[Short task]
Only the pictures are to be left out; set down the rest of the records exactly.

__________

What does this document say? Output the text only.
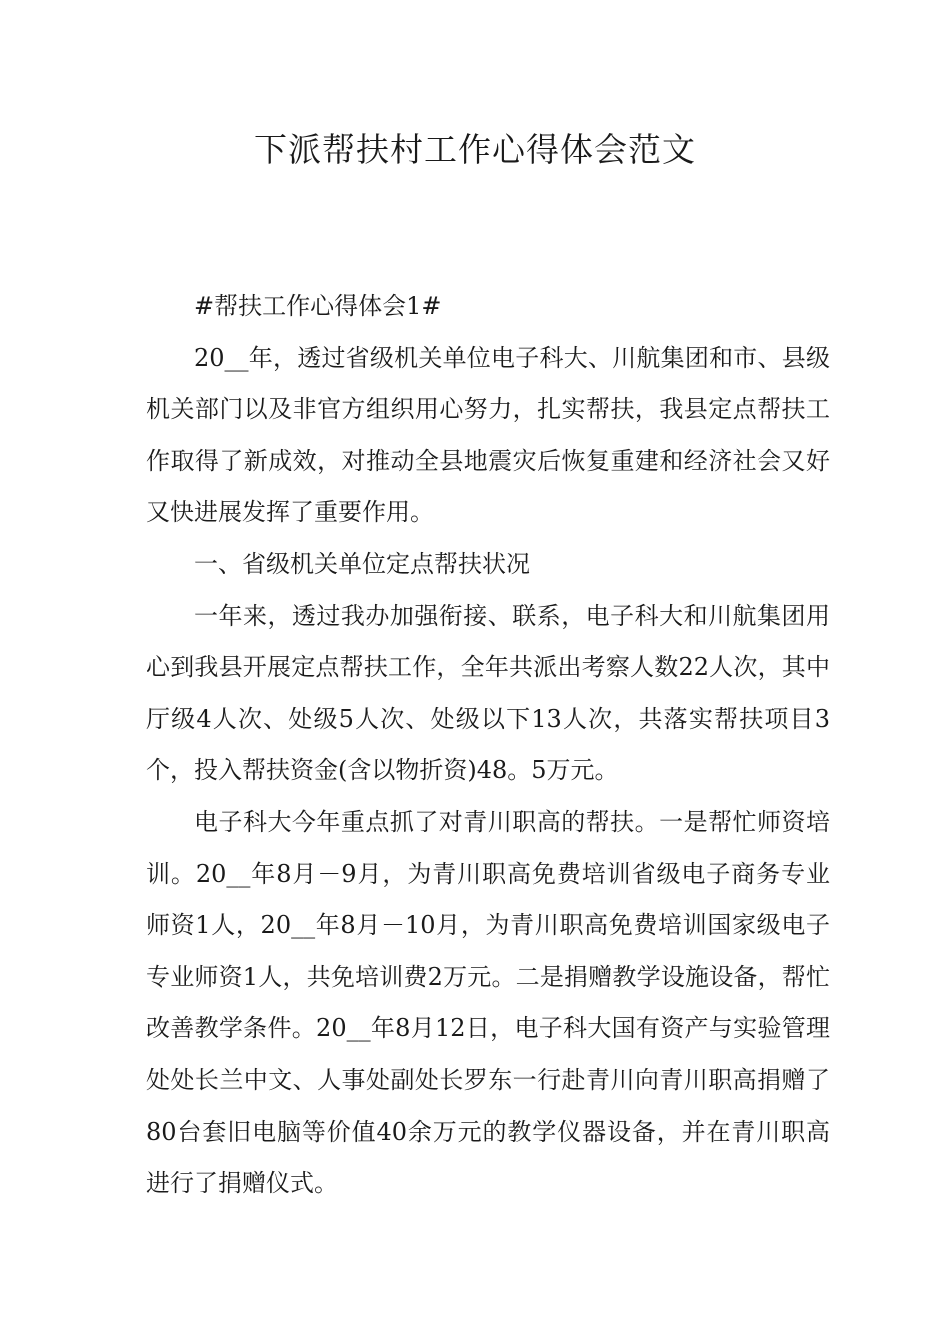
下派帮扶村工作心得体会范文

#帮扶工作心得体会1#

20__年，透过省级机关单位电子科大、川航集团和市、县级机关部门以及非官方组织用心努力，扎实帮扶，我县定点帮扶工作取得了新成效，对推动全县地震灾后恢复重建和经济社会又好又快进展发挥了重要作用。

一、省级机关单位定点帮扶状况

一年来，透过我办加强衔接、联系，电子科大和川航集团用心到我县开展定点帮扶工作，全年共派出考察人数22人次，其中厅级4人次、处级5人次、处级以下13人次，共落实帮扶项目3个，投入帮扶资金(含以物折资)48。5万元。

电子科大今年重点抓了对青川职高的帮扶。一是帮忙师资培训。20__年8月－9月，为青川职高免费培训省级电子商务专业师资1人，20__年8月－10月，为青川职高免费培训国家级电子专业师资1人，共免培训费2万元。二是捐赠教学设施设备，帮忙改善教学条件。20__年8月12日，电子科大国有资产与实验管理处处长兰中文、人事处副处长罗东一行赴青川向青川职高捐赠了80台套旧电脑等价值40余万元的教学仪器设备，并在青川职高进行了捐赠仪式。
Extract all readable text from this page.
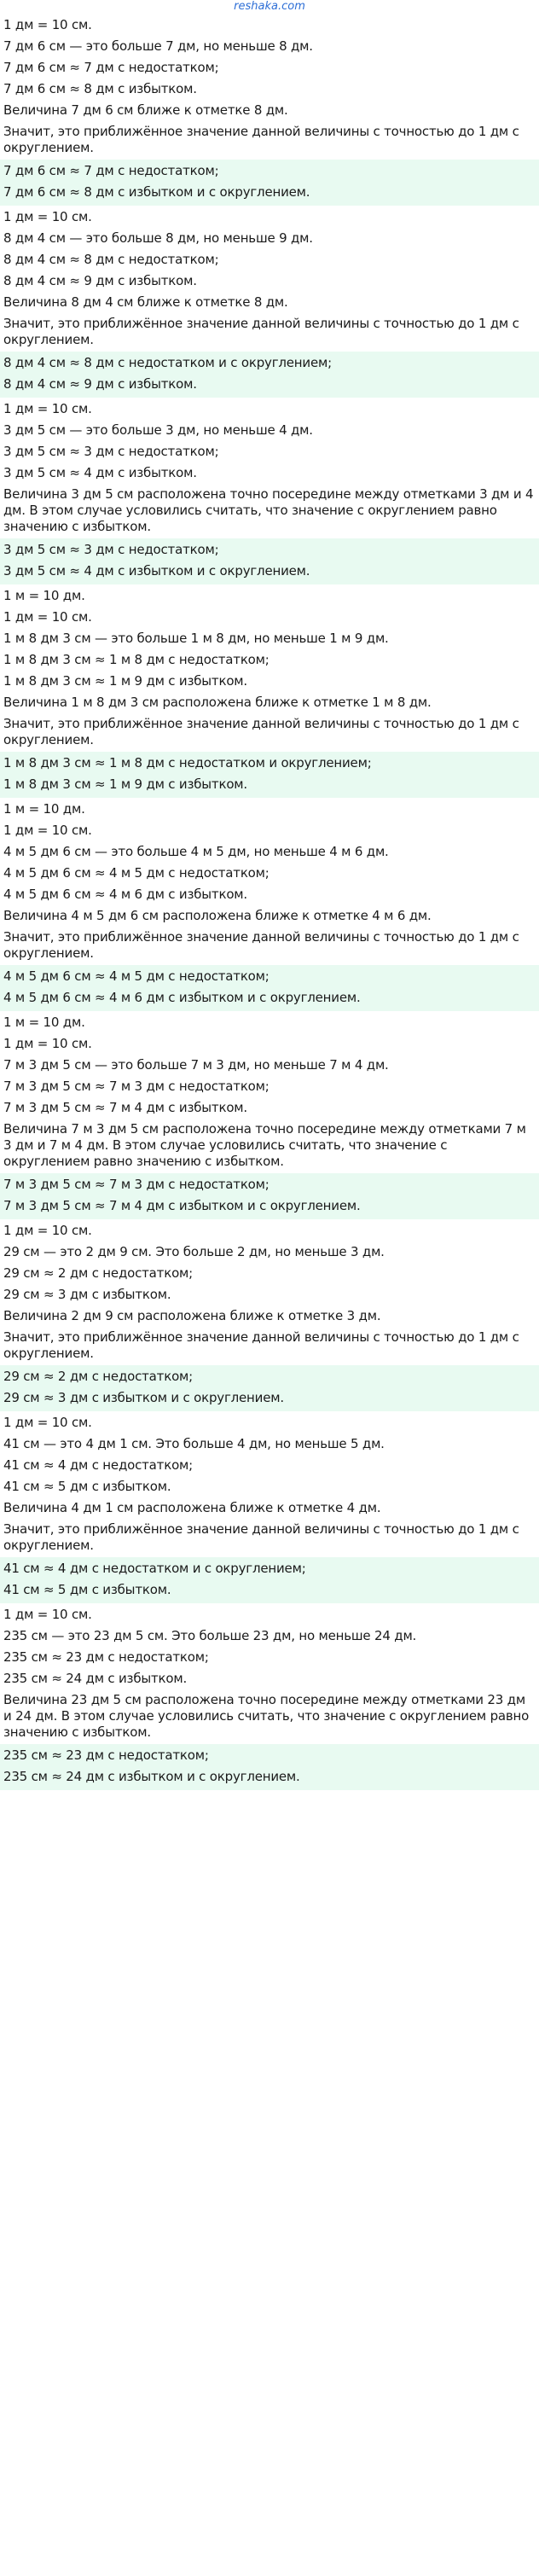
reshaka.com
1 дм = 10 см.
7 дм 6 см — это больше 7 дм, но меньше 8 дм.
7 дм 6 см ≈ 7 дм с недостатком;
7 дм 6 см ≈ 8 дм с избытком.
Величина 7 дм 6 см ближе к отметке 8 дм.
Значит, это приближённое значение данной величины с точностью до 1 дм с округлением.
7 дм 6 см ≈ 7 дм с недостатком;
7 дм 6 см ≈ 8 дм с избытком и с округлением.
1 дм = 10 см.
8 дм 4 см — это больше 8 дм, но меньше 9 дм.
8 дм 4 см ≈ 8 дм с недостатком;
8 дм 4 см ≈ 9 дм с избытком.
Величина 8 дм 4 см ближе к отметке 8 дм.
Значит, это приближённое значение данной величины с точностью до 1 дм с округлением.
8 дм 4 см ≈ 8 дм с недостатком и с округлением;
8 дм 4 см ≈ 9 дм с избытком.
1 дм = 10 см.
3 дм 5 см — это больше 3 дм, но меньше 4 дм.
3 дм 5 см ≈ 3 дм с недостатком;
3 дм 5 см ≈ 4 дм с избытком.
Величина 3 дм 5 см расположена точно посередине между отметками 3 дм и 4 дм. В этом случае условились считать, что значение с округлением равно значению с избытком.
3 дм 5 см ≈ 3 дм с недостатком;
3 дм 5 см ≈ 4 дм с избытком и с округлением.
1 м = 10 дм.
1 дм = 10 см.
1 м 8 дм 3 см — это больше 1 м 8 дм, но меньше 1 м 9 дм.
1 м 8 дм 3 см ≈ 1 м 8 дм с недостатком;
1 м 8 дм 3 см ≈ 1 м 9 дм с избытком.
Величина 1 м 8 дм 3 см расположена ближе к отметке 1 м 8 дм.
Значит, это приближённое значение данной величины с точностью до 1 дм с округлением.
1 м 8 дм 3 см ≈ 1 м 8 дм с недостатком и округлением;
1 м 8 дм 3 см ≈ 1 м 9 дм с избытком.
1 м = 10 дм.
1 дм = 10 см.
4 м 5 дм 6 см — это больше 4 м 5 дм, но меньше 4 м 6 дм.
4 м 5 дм 6 см ≈ 4 м 5 дм с недостатком;
4 м 5 дм 6 см ≈ 4 м 6 дм с избытком.
Величина 4 м 5 дм 6 см расположена ближе к отметке 4 м 6 дм.
Значит, это приближённое значение данной величины с точностью до 1 дм с округлением.
4 м 5 дм 6 см ≈ 4 м 5 дм с недостатком;
4 м 5 дм 6 см ≈ 4 м 6 дм с избытком и с округлением.
1 м = 10 дм.
1 дм = 10 см.
7 м 3 дм 5 см — это больше 7 м 3 дм, но меньше 7 м 4 дм.
7 м 3 дм 5 см ≈ 7 м 3 дм с недостатком;
7 м 3 дм 5 см ≈ 7 м 4 дм с избытком.
Величина 7 м 3 дм 5 см расположена точно посередине между отметками 7 м 3 дм и 7 м 4 дм. В этом случае условились считать, что значение с округлением равно значению с избытком.
7 м 3 дм 5 см ≈ 7 м 3 дм с недостатком;
7 м 3 дм 5 см ≈ 7 м 4 дм с избытком и с округлением.
1 дм = 10 см.
29 см — это 2 дм 9 см. Это больше 2 дм, но меньше 3 дм.
29 см ≈ 2 дм с недостатком;
29 см ≈ 3 дм с избытком.
Величина 2 дм 9 см расположена ближе к отметке 3 дм.
Значит, это приближённое значение данной величины с точностью до 1 дм с округлением.
29 см ≈ 2 дм с недостатком;
29 см ≈ 3 дм с избытком и с округлением.
1 дм = 10 см.
41 см — это 4 дм 1 см. Это больше 4 дм, но меньше 5 дм.
41 см ≈ 4 дм с недостатком;
41 см ≈ 5 дм с избытком.
Величина 4 дм 1 см расположена ближе к отметке 4 дм.
Значит, это приближённое значение данной величины с точностью до 1 дм с округлением.
41 см ≈ 4 дм с недостатком и с округлением;
41 см ≈ 5 дм с избытком.
1 дм = 10 см.
235 см — это 23 дм 5 см. Это больше 23 дм, но меньше 24 дм.
235 см ≈ 23 дм с недостатком;
235 см ≈ 24 дм с избытком.
Величина 23 дм 5 см расположена точно посередине между отметками 23 дм и 24 дм. В этом случае условились считать, что значение с округлением равно значению с избытком.
235 см ≈ 23 дм с недостатком;
235 см ≈ 24 дм с избытком и с округлением.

__________

[Full solution]
What does this document say? Output the text only.
下派帮扶村工作心得体会范文

#帮扶工作心得体会1#

20__年，透过省级机关单位电子科大、川航集团和市、县级机关部门以及非官方组织用心努力，扎实帮扶，我县定点帮扶工作取得了新成效，对推动全县地震灾后恢复重建和经济社会又好又快进展发挥了重要作用。

一、省级机关单位定点帮扶状况

一年来，透过我办加强衔接、联系，电子科大和川航集团用心到我县开展定点帮扶工作，全年共派出考察人数22人次，其中厅级4人次、处级5人次、处级以下13人次，共落实帮扶项目3个，投入帮扶资金(含以物折资)48。5万元。

电子科大今年重点抓了对青川职高的帮扶。一是帮忙师资培训。20__年8月－9月，为青川职高免费培训省级电子商务专业师资1人，20__年8月－10月，为青川职高免费培训国家级电子专业师资1人，共免培训费2万元。二是捐赠教学设施设备，帮忙改善教学条件。20__年8月12日，电子科大国有资产与实验管理处处长兰中文、人事处副处长罗东一行赴青川向青川职高捐赠了80台套旧电脑等价值40余万元的教学仪器设备，并在青川职高进行了捐赠仪式。
Extract all readable text from this page.
reshaka.com
1 дм = 10 см.
7 дм 6 см — это больше 7 дм, но меньше 8 дм.
7 дм 6 см ≈ 7 дм с недостатком;
7 дм 6 см ≈ 8 дм с избытком.
Величина 7 дм 6 см ближе к отметке 8 дм.
Значит, это приближённое значение данной величины с точностью до 1 дм с округлением.
7 дм 6 см ≈ 7 дм с недостатком;
7 дм 6 см ≈ 8 дм с избытком и с округлением.
1 дм = 10 см.
8 дм 4 см — это больше 8 дм, но меньше 9 дм.
8 дм 4 см ≈ 8 дм с недостатком;
8 дм 4 см ≈ 9 дм с избытком.
Величина 8 дм 4 см ближе к отметке 8 дм.
Значит, это приближённое значение данной величины с точностью до 1 дм с округлением.
8 дм 4 см ≈ 8 дм с недостатком и с округлением;
8 дм 4 см ≈ 9 дм с избытком.
1 дм = 10 см.
3 дм 5 см — это больше 3 дм, но меньше 4 дм.
3 дм 5 см ≈ 3 дм с недостатком;
3 дм 5 см ≈ 4 дм с избытком.
Величина 3 дм 5 см расположена точно посередине между отметками 3 дм и 4 дм. В этом случае условились считать, что значение с округлением равно значению с избытком.
3 дм 5 см ≈ 3 дм с недостатком;
3 дм 5 см ≈ 4 дм с избытком и с округлением.
1 м = 10 дм.
1 дм = 10 см.
1 м 8 дм 3 см — это больше 1 м 8 дм, но меньше 1 м 9 дм.
1 м 8 дм 3 см ≈ 1 м 8 дм с недостатком;
1 м 8 дм 3 см ≈ 1 м 9 дм с избытком.
Величина 1 м 8 дм 3 см расположена ближе к отметке 1 м 8 дм.
Значит, это приближённое значение данной величины с точностью до 1 дм с округлением.
1 м 8 дм 3 см ≈ 1 м 8 дм с недостатком и округлением;
1 м 8 дм 3 см ≈ 1 м 9 дм с избытком.
1 м = 10 дм.
1 дм = 10 см.
4 м 5 дм 6 см — это больше 4 м 5 дм, но меньше 4 м 6 дм.
4 м 5 дм 6 см ≈ 4 м 5 дм с недостатком;
4 м 5 дм 6 см ≈ 4 м 6 дм с избытком.
Величина 4 м 5 дм 6 см расположена ближе к отметке 4 м 6 дм.
Значит, это приближённое значение данной величины с точностью до 1 дм с округлением.
4 м 5 дм 6 см ≈ 4 м 5 дм с недостатком;
4 м 5 дм 6 см ≈ 4 м 6 дм с избытком и с округлением.
1 м = 10 дм.
1 дм = 10 см.
7 м 3 дм 5 см — это больше 7 м 3 дм, но меньше 7 м 4 дм.
7 м 3 дм 5 см ≈ 7 м 3 дм с недостатком;
7 м 3 дм 5 см ≈ 7 м 4 дм с избытком.
Величина 7 м 3 дм 5 см расположена точно посередине между отметками 7 м 3 дм и 7 м 4 дм. В этом случае условились считать, что значение с округлением равно значению с избытком.
7 м 3 дм 5 см ≈ 7 м 3 дм с недостатком;
7 м 3 дм 5 см ≈ 7 м 4 дм с избытком и с округлением.
1 дм = 10 см.
29 см — это 2 дм 9 см. Это больше 2 дм, но меньше 3 дм.
29 см ≈ 2 дм с недостатком;
29 см ≈ 3 дм с избытком.
Величина 2 дм 9 см расположена ближе к отметке 3 дм.
Значит, это приближённое значение данной величины с точностью до 1 дм с округлением.
29 см ≈ 2 дм с недостатком;
29 см ≈ 3 дм с избытком и с округлением.
1 дм = 10 см.
41 см — это 4 дм 1 см. Это больше 4 дм, но меньше 5 дм.
41 см ≈ 4 дм с недостатком;
41 см ≈ 5 дм с избытком.
Величина 4 дм 1 см расположена ближе к отметке 4 дм.
Значит, это приближённое значение данной величины с точностью до 1 дм с округлением.
41 см ≈ 4 дм с недостатком и с округлением;
41 см ≈ 5 дм с избытком.
1 дм = 10 см.
235 см — это 23 дм 5 см. Это больше 23 дм, но меньше 24 дм.
235 см ≈ 23 дм с недостатком;
235 см ≈ 24 дм с избытком.
Величина 23 дм 5 см расположена точно посередине между отметками 23 дм и 24 дм. В этом случае условились считать, что значение с округлением равно значению с избытком.
235 см ≈ 23 дм с недостатком;
235 см ≈ 24 дм с избытком и с округлением.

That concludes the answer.